What you will do: Each entry should be quoted word for word, including every mark of punctuation.

Supplied information:
________________________

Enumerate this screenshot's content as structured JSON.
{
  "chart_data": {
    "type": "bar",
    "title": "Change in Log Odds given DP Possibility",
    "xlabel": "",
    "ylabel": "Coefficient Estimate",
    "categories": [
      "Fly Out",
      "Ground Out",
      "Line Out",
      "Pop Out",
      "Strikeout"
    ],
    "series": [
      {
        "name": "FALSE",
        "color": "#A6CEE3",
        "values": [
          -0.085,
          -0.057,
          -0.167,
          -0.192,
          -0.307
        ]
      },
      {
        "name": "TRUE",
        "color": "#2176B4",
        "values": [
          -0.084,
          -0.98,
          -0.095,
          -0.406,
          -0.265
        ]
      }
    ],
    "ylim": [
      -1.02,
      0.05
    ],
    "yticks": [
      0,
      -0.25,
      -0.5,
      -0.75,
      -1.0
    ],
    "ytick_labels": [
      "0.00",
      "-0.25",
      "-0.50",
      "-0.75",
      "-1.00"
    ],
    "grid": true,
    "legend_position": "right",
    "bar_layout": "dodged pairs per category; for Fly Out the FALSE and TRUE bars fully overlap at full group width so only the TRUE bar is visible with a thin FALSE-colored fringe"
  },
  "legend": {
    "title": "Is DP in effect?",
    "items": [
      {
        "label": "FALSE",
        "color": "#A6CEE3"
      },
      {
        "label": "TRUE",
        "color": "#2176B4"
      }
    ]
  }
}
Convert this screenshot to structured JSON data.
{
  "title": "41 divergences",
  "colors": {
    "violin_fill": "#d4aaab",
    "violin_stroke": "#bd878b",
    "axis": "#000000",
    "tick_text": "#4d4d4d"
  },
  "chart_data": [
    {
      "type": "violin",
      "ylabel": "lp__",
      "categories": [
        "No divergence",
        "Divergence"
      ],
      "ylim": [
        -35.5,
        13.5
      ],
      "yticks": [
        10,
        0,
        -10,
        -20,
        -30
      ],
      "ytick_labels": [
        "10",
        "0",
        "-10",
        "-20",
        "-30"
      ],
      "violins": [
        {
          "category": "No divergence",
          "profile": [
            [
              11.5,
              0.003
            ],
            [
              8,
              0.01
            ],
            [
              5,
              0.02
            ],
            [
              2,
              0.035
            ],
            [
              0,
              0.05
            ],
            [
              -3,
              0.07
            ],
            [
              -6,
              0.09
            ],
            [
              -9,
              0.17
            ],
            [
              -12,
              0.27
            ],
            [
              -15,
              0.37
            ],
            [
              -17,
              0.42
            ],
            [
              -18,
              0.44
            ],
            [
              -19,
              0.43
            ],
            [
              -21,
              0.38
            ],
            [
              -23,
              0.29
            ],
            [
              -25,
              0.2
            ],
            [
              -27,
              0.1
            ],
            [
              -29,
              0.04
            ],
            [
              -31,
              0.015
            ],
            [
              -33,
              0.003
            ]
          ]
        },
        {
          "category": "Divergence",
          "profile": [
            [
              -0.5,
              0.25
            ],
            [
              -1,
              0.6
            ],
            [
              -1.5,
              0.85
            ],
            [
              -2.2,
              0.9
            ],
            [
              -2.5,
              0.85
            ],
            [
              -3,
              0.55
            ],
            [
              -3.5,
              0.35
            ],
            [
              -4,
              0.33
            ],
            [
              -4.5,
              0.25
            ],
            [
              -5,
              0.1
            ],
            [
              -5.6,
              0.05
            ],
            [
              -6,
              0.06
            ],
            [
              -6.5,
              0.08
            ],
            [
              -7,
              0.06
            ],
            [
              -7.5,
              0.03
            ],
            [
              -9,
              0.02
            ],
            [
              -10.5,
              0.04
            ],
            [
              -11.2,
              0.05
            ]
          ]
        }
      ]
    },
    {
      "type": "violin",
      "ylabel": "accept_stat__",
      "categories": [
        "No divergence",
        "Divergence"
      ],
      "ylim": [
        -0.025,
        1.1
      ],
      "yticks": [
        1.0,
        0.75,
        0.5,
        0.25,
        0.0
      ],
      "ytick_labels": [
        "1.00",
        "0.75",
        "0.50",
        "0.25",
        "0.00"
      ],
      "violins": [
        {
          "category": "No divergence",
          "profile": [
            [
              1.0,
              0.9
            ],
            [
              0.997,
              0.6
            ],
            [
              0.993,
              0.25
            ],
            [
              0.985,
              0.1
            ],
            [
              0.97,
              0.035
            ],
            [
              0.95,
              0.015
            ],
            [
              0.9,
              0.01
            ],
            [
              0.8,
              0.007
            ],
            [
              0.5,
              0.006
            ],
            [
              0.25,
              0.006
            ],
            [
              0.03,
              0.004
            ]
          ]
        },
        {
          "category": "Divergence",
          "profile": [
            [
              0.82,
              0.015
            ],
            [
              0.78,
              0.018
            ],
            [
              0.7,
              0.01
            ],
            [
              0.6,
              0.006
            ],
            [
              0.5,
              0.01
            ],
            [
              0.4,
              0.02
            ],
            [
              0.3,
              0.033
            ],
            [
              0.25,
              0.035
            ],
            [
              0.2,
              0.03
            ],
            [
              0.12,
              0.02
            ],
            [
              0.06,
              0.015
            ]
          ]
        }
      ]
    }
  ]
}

________________________

Task response:
Enumerate this screenshot's content as structured JSON.
{
  "chart_data": {
    "type": "bar",
    "title": "Change in Log Odds given DP Possibility",
    "xlabel": "",
    "ylabel": "Coefficient Estimate",
    "categories": [
      "Fly Out",
      "Ground Out",
      "Line Out",
      "Pop Out",
      "Strikeout"
    ],
    "series": [
      {
        "name": "FALSE",
        "color": "#A6CEE3",
        "values": [
          -0.085,
          -0.057,
          -0.167,
          -0.192,
          -0.307
        ]
      },
      {
        "name": "TRUE",
        "color": "#2176B4",
        "values": [
          -0.084,
          -0.98,
          -0.095,
          -0.406,
          -0.265
        ]
      }
    ],
    "ylim": [
      -1.02,
      0.05
    ],
    "yticks": [
      0,
      -0.25,
      -0.5,
      -0.75,
      -1.0
    ],
    "ytick_labels": [
      "0.00",
      "-0.25",
      "-0.50",
      "-0.75",
      "-1.00"
    ],
    "grid": true,
    "legend_position": "right",
    "bar_layout": "dodged pairs per category; for Fly Out the FALSE and TRUE bars fully overlap at full group width so only the TRUE bar is visible with a thin FALSE-colored fringe"
  },
  "legend": {
    "title": "Is DP in effect?",
    "items": [
      {
        "label": "FALSE",
        "color": "#A6CEE3"
      },
      {
        "label": "TRUE",
        "color": "#2176B4"
      }
    ]
  }
}
Convert this screenshot to structured JSON data.
{
  "title": "41 divergences",
  "colors": {
    "violin_fill": "#d4aaab",
    "violin_stroke": "#bd878b",
    "axis": "#000000",
    "tick_text": "#4d4d4d"
  },
  "chart_data": [
    {
      "type": "violin",
      "ylabel": "lp__",
      "categories": [
        "No divergence",
        "Divergence"
      ],
      "ylim": [
        -35.5,
        13.5
      ],
      "yticks": [
        10,
        0,
        -10,
        -20,
        -30
      ],
      "ytick_labels": [
        "10",
        "0",
        "-10",
        "-20",
        "-30"
      ],
      "violins": [
        {
          "category": "No divergence",
          "profile": [
            [
              11.5,
              0.003
            ],
            [
              8,
              0.01
            ],
            [
              5,
              0.02
            ],
            [
              2,
              0.035
            ],
            [
              0,
              0.05
            ],
            [
              -3,
              0.07
            ],
            [
              -6,
              0.09
            ],
            [
              -9,
              0.17
            ],
            [
              -12,
              0.27
            ],
            [
              -15,
              0.37
            ],
            [
              -17,
              0.42
            ],
            [
              -18,
              0.44
            ],
            [
              -19,
              0.43
            ],
            [
              -21,
              0.38
            ],
            [
              -23,
              0.29
            ],
            [
              -25,
              0.2
            ],
            [
              -27,
              0.1
            ],
            [
              -29,
              0.04
            ],
            [
              -31,
              0.015
            ],
            [
              -33,
              0.003
            ]
          ]
        },
        {
          "category": "Divergence",
          "profile": [
            [
              -0.5,
              0.25
            ],
            [
              -1,
              0.6
            ],
            [
              -1.5,
              0.85
            ],
            [
              -2.2,
              0.9
            ],
            [
              -2.5,
              0.85
            ],
            [
              -3,
              0.55
            ],
            [
              -3.5,
              0.35
            ],
            [
              -4,
              0.33
            ],
            [
              -4.5,
              0.25
            ],
            [
              -5,
              0.1
            ],
            [
              -5.6,
              0.05
            ],
            [
              -6,
              0.06
            ],
            [
              -6.5,
              0.08
            ],
            [
              -7,
              0.06
            ],
            [
              -7.5,
              0.03
            ],
            [
              -9,
              0.02
            ],
            [
              -10.5,
              0.04
            ],
            [
              -11.2,
              0.05
            ]
          ]
        }
      ]
    },
    {
      "type": "violin",
      "ylabel": "accept_stat__",
      "categories": [
        "No divergence",
        "Divergence"
      ],
      "ylim": [
        -0.025,
        1.1
      ],
      "yticks": [
        1.0,
        0.75,
        0.5,
        0.25,
        0.0
      ],
      "ytick_labels": [
        "1.00",
        "0.75",
        "0.50",
        "0.25",
        "0.00"
      ],
      "violins": [
        {
          "category": "No divergence",
          "profile": [
            [
              1.0,
              0.9
            ],
            [
              0.997,
              0.6
            ],
            [
              0.993,
              0.25
            ],
            [
              0.985,
              0.1
            ],
            [
              0.97,
              0.035
            ],
            [
              0.95,
              0.015
            ],
            [
              0.9,
              0.01
            ],
            [
              0.8,
              0.007
            ],
            [
              0.5,
              0.006
            ],
            [
              0.25,
              0.006
            ],
            [
              0.03,
              0.004
            ]
          ]
        },
        {
          "category": "Divergence",
          "profile": [
            [
              0.82,
              0.015
            ],
            [
              0.78,
              0.018
            ],
            [
              0.7,
              0.01
            ],
            [
              0.6,
              0.006
            ],
            [
              0.5,
              0.01
            ],
            [
              0.4,
              0.02
            ],
            [
              0.3,
              0.033
            ],
            [
              0.25,
              0.035
            ],
            [
              0.2,
              0.03
            ],
            [
              0.12,
              0.02
            ],
            [
              0.06,
              0.015
            ]
          ]
        }
      ]
    }
  ]
}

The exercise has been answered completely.